* INPUT RECORDS *
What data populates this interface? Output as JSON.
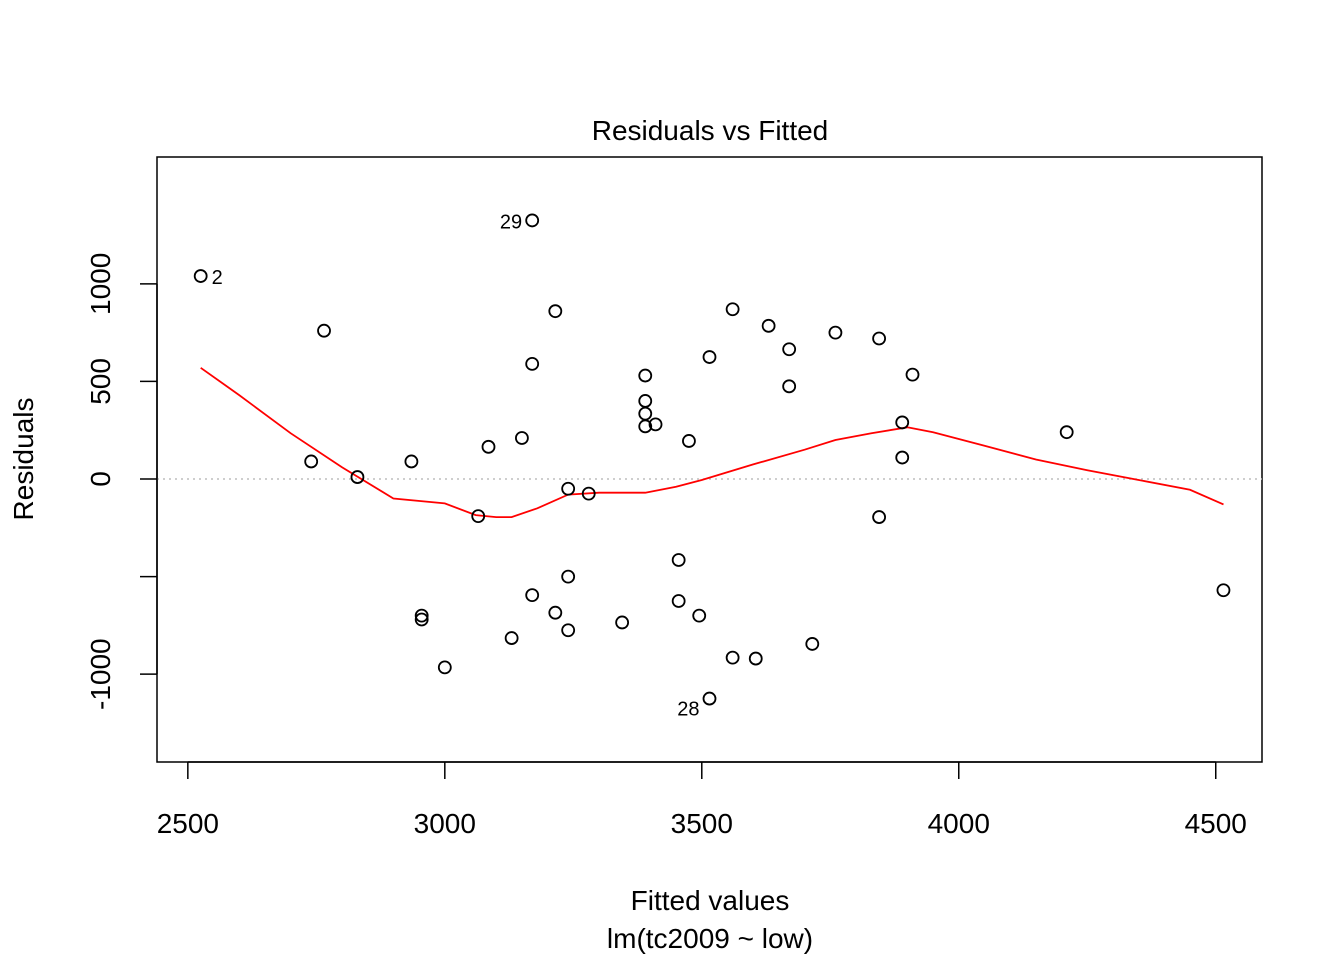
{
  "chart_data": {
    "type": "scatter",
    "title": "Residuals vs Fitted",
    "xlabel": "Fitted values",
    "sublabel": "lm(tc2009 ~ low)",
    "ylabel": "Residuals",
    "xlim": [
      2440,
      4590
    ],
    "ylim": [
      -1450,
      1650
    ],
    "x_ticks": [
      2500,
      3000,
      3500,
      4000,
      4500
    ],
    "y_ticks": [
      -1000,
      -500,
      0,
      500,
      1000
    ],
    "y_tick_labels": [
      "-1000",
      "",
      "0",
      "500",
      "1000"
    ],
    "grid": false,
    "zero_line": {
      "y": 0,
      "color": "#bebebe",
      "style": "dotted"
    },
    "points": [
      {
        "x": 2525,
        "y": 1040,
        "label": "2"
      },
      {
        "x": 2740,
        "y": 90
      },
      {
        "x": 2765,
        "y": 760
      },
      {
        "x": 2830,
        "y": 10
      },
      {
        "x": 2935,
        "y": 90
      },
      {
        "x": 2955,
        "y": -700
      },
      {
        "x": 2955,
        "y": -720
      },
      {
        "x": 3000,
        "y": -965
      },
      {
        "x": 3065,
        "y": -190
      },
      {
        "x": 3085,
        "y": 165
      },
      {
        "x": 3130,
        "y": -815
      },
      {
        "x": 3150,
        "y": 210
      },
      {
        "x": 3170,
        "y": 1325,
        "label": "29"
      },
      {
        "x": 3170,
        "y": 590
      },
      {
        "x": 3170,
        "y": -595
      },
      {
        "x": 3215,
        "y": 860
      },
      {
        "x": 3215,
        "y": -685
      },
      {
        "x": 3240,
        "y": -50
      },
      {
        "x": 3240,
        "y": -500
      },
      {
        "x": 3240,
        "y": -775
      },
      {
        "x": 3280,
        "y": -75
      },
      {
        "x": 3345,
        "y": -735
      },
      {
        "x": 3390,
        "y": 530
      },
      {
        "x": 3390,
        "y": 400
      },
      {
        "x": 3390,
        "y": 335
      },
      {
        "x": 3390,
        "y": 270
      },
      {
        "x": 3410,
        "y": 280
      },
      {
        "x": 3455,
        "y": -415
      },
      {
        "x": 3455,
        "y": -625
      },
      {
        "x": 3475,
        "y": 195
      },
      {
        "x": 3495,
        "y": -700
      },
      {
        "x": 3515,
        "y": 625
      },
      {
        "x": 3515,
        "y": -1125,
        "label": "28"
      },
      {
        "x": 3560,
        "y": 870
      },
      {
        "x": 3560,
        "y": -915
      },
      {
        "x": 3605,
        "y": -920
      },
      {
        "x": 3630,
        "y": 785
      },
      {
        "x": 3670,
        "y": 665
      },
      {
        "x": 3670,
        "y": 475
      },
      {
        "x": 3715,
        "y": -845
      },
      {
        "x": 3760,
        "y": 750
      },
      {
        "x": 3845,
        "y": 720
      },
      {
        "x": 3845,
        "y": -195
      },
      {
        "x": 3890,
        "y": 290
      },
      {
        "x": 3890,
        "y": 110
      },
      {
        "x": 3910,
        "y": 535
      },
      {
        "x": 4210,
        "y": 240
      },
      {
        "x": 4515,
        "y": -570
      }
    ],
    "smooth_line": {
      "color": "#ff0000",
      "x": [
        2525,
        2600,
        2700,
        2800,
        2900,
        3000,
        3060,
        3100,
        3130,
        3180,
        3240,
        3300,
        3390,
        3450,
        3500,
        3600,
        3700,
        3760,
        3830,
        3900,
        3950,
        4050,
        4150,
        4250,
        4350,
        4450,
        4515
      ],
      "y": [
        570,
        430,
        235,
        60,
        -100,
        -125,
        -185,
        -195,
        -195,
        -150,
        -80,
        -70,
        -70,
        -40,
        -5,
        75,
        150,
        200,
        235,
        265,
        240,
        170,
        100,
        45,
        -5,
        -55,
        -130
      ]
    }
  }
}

* DIRECTION *
Pick out the lines containing the string "Residuals".

* SOLUTION TO THIS TASK *
    "title": "Residuals vs Fitted",
    "ylabel": "Residuals",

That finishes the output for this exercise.